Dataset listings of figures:
>> BEGIN

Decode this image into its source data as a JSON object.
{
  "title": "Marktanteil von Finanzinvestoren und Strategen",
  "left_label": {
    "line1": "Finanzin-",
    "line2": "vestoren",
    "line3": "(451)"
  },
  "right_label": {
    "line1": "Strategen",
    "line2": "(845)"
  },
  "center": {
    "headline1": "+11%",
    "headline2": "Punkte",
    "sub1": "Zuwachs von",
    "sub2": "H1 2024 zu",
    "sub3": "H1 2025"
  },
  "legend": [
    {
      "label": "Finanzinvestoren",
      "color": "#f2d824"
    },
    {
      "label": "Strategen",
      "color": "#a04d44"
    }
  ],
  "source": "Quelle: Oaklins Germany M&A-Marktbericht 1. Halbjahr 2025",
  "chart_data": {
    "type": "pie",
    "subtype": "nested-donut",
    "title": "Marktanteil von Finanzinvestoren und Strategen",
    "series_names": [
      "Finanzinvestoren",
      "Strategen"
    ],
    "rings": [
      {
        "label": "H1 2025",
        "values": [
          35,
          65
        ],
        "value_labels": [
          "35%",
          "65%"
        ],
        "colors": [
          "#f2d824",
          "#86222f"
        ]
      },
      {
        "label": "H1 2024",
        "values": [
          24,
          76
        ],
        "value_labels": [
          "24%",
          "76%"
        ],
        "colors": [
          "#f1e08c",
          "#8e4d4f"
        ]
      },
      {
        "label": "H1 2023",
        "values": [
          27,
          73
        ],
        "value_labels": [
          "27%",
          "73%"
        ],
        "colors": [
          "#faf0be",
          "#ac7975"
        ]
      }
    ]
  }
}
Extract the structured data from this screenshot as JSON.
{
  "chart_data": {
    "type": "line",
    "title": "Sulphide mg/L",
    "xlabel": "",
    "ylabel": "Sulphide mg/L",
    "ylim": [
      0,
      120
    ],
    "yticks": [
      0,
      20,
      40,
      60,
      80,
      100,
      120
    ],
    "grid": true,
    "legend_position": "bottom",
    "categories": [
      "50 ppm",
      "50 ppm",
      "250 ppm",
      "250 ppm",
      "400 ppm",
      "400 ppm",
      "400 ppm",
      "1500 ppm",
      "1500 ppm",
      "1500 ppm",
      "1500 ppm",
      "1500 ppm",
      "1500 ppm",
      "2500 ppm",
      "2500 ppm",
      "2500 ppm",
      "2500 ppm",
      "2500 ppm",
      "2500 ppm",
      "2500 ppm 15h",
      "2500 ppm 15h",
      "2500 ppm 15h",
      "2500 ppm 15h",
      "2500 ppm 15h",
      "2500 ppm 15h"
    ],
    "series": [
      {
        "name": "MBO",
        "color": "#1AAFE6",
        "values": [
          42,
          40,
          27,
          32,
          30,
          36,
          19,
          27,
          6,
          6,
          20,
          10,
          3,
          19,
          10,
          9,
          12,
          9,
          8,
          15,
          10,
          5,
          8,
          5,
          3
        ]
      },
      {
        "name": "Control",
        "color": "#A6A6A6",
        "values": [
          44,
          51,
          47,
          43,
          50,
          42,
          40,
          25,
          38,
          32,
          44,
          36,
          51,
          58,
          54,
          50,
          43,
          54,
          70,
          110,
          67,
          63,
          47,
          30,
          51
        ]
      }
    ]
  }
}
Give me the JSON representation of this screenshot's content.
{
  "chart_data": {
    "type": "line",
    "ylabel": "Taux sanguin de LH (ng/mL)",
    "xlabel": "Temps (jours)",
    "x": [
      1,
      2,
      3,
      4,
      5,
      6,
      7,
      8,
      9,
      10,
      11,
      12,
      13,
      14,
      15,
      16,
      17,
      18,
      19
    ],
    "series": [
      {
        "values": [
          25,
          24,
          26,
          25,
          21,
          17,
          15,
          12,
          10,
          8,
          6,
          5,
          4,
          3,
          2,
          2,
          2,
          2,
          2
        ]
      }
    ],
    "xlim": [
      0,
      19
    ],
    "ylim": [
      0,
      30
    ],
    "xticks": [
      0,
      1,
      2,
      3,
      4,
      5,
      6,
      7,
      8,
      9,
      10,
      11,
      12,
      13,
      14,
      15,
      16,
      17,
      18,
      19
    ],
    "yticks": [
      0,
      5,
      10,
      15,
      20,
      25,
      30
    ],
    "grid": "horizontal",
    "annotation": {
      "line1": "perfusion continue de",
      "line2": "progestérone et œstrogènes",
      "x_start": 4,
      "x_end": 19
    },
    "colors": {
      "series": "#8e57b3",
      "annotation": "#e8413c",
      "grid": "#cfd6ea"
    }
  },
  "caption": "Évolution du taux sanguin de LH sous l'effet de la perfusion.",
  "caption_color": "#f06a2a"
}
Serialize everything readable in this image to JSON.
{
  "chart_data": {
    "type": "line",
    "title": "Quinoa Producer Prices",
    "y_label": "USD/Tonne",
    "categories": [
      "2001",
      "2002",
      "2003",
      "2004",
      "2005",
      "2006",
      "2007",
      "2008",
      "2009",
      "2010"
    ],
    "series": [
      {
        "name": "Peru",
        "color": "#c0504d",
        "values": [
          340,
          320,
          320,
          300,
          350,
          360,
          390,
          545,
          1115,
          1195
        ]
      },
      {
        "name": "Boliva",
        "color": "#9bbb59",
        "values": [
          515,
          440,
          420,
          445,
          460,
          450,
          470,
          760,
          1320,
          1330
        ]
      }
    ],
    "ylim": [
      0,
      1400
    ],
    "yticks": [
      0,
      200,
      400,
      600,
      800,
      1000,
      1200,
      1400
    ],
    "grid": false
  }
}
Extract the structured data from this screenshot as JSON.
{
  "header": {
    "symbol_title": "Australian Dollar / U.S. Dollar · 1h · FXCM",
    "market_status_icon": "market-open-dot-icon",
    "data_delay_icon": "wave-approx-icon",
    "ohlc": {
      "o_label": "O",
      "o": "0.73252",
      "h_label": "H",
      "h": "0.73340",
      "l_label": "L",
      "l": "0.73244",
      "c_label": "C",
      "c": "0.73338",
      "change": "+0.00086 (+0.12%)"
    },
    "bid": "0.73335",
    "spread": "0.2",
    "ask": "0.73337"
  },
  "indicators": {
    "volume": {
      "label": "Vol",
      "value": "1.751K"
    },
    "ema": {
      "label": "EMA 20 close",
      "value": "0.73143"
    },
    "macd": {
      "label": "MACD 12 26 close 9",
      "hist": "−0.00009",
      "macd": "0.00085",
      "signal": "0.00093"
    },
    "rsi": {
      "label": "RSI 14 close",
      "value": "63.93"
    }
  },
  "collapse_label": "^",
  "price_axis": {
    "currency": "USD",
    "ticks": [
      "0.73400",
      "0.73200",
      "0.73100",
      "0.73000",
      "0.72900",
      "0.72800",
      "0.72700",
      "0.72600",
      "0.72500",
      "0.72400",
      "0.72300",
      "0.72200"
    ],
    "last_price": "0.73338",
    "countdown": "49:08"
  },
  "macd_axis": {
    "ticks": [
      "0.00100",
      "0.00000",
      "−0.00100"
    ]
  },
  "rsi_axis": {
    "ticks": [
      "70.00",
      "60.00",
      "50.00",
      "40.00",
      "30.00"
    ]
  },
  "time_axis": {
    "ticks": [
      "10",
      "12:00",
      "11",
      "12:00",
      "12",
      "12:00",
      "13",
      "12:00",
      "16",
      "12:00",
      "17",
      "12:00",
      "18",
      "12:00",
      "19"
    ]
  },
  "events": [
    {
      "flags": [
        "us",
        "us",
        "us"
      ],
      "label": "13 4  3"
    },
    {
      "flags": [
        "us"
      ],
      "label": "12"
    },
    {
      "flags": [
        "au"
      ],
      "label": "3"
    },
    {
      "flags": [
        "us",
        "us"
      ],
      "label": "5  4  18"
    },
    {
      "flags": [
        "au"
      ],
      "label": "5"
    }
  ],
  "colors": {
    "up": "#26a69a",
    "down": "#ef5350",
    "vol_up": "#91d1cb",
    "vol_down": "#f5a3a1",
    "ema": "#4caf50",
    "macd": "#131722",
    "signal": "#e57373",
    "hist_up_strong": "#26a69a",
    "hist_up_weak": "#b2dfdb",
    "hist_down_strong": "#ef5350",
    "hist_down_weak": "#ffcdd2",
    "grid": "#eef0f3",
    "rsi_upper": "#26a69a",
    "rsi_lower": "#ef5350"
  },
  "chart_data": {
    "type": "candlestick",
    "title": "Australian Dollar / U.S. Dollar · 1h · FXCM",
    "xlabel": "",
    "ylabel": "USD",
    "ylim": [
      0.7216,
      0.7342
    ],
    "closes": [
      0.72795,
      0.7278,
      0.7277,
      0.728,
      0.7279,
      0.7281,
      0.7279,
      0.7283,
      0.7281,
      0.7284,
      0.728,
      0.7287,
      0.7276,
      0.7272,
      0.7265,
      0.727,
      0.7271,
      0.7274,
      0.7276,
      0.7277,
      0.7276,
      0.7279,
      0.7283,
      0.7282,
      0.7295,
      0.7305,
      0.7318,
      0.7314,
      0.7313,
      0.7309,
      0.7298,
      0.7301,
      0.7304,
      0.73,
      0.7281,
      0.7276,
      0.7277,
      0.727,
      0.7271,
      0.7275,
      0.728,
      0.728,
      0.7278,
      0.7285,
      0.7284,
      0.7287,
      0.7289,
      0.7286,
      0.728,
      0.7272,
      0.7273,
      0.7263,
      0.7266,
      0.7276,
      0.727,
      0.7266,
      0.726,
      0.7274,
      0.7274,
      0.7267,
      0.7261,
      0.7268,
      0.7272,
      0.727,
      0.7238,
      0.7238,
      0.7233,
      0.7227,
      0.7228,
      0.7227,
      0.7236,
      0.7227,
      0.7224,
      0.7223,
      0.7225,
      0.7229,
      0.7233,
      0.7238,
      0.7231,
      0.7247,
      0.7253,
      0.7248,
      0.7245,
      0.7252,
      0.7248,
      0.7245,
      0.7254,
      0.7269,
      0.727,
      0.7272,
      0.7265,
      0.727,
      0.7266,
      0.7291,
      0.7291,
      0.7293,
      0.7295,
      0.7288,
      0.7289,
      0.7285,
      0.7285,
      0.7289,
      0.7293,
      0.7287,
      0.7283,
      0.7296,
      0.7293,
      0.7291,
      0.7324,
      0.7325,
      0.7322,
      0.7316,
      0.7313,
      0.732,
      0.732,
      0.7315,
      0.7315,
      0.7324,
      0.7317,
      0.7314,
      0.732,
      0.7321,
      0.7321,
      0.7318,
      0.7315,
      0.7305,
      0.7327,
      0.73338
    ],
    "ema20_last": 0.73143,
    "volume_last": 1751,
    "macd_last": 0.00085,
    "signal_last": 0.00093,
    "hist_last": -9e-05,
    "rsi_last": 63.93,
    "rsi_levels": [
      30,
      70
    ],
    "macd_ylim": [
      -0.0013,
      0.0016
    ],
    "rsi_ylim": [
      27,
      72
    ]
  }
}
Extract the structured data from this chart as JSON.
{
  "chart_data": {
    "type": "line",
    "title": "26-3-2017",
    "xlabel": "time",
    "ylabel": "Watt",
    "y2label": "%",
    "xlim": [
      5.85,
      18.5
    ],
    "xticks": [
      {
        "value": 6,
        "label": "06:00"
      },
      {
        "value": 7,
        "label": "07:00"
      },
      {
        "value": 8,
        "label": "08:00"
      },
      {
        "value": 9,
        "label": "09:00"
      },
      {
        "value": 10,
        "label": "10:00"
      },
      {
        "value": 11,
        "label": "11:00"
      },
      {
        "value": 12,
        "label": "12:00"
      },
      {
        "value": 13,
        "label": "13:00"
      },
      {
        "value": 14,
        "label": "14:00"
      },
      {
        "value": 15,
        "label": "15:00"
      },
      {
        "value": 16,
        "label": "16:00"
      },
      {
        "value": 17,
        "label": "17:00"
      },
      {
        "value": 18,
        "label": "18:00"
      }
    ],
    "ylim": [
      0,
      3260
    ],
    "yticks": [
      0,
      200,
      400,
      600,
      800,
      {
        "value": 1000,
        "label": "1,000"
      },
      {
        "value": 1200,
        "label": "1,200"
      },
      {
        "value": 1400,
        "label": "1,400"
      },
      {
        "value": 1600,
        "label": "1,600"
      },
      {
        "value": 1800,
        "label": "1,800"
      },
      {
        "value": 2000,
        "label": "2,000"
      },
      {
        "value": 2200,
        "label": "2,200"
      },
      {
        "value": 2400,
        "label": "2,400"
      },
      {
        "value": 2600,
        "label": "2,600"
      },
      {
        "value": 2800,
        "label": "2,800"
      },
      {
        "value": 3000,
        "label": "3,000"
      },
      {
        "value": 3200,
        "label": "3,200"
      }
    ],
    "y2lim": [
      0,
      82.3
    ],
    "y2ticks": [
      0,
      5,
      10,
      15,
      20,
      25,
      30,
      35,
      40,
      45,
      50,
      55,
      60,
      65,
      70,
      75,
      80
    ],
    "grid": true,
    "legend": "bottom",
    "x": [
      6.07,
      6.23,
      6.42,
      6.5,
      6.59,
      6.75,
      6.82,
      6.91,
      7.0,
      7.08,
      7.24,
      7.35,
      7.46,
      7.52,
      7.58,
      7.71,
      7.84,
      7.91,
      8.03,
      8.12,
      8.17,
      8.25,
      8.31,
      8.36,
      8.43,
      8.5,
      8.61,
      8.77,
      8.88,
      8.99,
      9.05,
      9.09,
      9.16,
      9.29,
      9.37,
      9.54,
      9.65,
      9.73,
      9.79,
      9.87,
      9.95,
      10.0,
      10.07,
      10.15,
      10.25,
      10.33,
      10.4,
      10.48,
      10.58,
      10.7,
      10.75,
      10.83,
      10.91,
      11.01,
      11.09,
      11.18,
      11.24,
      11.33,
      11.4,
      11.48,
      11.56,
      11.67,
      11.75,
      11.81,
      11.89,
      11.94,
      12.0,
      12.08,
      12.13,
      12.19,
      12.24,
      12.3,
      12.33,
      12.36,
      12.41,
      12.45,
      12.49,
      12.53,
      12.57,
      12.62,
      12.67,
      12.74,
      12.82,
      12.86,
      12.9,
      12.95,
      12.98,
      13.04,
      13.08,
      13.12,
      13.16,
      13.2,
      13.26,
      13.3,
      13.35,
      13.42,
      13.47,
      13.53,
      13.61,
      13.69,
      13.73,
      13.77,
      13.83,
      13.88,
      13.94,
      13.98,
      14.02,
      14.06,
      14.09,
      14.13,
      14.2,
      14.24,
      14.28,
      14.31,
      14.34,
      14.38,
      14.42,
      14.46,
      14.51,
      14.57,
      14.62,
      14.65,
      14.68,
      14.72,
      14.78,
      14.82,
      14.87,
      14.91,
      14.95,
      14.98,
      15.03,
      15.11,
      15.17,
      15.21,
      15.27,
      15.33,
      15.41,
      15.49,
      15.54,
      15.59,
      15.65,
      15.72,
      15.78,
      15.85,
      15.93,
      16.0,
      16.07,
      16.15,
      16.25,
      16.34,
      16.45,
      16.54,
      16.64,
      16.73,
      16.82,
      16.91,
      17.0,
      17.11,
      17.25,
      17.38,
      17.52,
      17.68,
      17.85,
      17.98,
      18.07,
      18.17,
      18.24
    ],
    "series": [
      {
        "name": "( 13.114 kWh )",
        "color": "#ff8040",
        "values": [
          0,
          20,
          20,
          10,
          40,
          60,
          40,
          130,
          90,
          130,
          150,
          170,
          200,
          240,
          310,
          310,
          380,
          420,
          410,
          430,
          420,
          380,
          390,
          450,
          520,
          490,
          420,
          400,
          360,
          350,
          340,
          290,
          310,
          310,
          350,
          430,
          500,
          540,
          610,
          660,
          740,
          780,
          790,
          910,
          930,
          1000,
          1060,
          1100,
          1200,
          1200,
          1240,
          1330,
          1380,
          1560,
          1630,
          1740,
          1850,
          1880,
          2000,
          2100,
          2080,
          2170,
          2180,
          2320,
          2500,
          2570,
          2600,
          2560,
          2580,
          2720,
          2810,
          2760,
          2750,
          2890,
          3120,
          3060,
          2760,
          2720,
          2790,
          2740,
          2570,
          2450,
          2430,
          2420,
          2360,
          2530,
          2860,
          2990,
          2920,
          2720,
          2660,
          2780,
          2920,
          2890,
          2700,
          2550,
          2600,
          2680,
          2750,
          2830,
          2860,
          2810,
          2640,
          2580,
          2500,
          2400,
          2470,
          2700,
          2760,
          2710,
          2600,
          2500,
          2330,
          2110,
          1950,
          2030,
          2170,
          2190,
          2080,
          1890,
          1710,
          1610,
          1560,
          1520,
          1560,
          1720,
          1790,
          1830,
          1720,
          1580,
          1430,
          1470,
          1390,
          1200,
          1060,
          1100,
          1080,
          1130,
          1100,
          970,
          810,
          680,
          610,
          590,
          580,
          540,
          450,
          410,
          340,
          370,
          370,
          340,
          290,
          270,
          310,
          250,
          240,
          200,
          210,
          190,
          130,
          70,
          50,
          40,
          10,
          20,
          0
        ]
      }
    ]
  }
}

>> END

* Stated exercise: Look through the data and gather every line with the string "bottom" in it.

* Exercise response:
    "legend_position": "bottom",
    "legend": "bottom",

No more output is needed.